INFORMATION SHOWN:

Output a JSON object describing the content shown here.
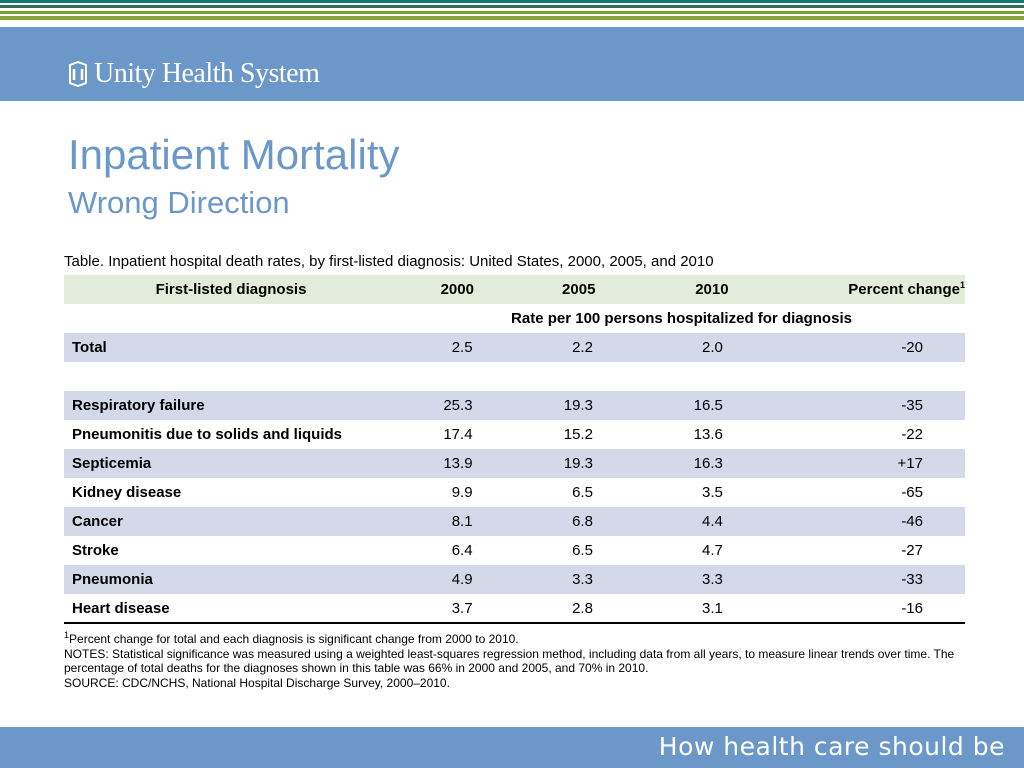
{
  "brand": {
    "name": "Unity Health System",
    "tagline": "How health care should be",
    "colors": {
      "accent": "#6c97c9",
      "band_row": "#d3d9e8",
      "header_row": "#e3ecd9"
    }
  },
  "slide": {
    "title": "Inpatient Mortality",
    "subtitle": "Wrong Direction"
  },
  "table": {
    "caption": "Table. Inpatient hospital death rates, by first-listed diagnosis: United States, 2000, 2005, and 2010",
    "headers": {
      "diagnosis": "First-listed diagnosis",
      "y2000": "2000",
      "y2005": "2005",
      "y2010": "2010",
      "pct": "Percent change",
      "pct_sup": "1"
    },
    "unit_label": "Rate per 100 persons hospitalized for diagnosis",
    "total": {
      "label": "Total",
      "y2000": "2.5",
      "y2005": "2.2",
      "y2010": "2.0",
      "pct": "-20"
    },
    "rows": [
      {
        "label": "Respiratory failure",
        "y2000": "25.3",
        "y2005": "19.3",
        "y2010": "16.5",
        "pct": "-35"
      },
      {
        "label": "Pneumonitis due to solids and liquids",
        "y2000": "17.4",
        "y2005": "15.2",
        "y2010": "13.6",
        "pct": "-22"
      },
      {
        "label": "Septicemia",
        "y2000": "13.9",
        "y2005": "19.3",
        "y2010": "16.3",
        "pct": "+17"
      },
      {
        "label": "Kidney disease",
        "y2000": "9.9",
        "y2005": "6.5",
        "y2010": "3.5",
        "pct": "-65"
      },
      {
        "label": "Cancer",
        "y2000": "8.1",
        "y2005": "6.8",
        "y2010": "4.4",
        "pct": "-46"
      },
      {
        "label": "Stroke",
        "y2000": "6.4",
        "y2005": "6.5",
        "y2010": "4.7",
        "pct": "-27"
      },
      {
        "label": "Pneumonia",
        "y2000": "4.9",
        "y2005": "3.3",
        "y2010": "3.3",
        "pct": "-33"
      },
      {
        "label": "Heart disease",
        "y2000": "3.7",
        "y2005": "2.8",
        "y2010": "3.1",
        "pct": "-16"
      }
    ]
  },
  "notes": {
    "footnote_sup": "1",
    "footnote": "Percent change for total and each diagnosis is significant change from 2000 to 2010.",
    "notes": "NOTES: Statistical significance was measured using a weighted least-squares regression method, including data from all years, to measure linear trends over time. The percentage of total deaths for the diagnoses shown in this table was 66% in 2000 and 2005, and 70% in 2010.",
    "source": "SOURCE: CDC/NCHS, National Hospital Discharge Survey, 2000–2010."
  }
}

BRIEF: For the data above, state how many lines contain "listed"; the number is the whole answer.

ANSWER TO THE EXERCISE: 2